• _GIVEN REQUEST_: Determine the number of lines where "Chicago" occurs and reply with that number by itself.

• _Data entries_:

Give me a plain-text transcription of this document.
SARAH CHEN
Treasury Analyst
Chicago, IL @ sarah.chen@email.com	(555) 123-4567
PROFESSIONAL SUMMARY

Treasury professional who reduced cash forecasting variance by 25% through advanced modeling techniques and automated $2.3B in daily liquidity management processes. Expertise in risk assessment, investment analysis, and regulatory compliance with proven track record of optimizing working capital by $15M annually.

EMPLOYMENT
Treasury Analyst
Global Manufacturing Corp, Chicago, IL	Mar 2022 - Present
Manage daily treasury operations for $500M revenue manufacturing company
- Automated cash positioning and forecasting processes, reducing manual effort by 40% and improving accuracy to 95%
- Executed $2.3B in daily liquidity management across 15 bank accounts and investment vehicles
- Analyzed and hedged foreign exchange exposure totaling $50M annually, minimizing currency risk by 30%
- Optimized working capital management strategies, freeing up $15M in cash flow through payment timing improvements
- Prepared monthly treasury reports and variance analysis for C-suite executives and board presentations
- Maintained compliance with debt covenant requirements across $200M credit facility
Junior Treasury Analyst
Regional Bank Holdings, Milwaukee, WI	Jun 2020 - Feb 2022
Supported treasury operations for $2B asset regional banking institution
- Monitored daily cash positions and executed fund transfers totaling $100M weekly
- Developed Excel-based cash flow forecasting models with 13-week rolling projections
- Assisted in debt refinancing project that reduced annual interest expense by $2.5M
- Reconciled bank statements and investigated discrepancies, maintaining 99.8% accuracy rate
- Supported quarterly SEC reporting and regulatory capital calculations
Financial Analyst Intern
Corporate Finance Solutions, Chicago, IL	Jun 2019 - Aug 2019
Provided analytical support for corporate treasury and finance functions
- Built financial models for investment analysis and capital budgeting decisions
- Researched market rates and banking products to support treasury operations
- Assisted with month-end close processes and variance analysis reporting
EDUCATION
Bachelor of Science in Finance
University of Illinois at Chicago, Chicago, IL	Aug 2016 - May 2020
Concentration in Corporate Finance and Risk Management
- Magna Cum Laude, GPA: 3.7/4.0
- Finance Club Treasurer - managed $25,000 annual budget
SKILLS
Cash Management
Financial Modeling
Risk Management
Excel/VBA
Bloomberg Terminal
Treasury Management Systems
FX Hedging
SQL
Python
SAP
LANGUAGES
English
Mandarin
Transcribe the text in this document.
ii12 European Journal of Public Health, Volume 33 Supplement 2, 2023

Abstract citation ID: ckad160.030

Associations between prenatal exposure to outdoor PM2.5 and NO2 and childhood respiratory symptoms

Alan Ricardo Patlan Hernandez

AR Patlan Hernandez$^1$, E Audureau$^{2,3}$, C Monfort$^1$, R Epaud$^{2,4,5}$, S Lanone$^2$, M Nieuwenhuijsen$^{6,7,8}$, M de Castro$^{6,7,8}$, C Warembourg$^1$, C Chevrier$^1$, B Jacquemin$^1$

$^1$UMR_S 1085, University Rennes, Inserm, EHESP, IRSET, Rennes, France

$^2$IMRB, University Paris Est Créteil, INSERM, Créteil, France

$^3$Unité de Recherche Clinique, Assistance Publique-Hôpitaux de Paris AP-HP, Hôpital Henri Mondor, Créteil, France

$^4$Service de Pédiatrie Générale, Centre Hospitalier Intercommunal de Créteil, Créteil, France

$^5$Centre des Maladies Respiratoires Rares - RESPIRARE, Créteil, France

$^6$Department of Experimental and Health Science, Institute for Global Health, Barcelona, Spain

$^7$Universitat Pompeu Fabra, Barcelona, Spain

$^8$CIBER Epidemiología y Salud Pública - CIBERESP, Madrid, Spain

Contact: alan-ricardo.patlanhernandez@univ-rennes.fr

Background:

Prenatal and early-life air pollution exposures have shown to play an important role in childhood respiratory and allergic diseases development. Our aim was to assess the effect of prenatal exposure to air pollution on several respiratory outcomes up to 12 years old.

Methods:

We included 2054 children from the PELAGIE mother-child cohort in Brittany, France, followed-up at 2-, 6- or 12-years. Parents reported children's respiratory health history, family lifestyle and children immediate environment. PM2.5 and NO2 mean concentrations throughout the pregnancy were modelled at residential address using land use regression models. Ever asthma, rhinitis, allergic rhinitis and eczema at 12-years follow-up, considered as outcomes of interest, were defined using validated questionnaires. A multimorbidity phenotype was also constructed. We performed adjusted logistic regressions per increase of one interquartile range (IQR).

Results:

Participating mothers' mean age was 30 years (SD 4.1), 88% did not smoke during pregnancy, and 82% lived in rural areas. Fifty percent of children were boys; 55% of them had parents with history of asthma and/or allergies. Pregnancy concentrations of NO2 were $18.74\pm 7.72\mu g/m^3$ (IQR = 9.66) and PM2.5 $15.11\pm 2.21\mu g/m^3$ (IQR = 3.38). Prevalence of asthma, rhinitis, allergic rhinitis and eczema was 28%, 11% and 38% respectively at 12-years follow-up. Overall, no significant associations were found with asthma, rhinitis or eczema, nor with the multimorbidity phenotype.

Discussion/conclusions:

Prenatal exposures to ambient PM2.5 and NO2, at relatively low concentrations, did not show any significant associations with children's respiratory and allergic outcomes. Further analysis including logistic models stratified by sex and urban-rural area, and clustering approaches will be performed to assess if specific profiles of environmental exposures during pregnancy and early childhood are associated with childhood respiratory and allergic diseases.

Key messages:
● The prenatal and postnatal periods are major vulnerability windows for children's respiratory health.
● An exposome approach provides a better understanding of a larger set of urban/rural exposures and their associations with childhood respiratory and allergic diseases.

• _TASK OUTPUT_: 4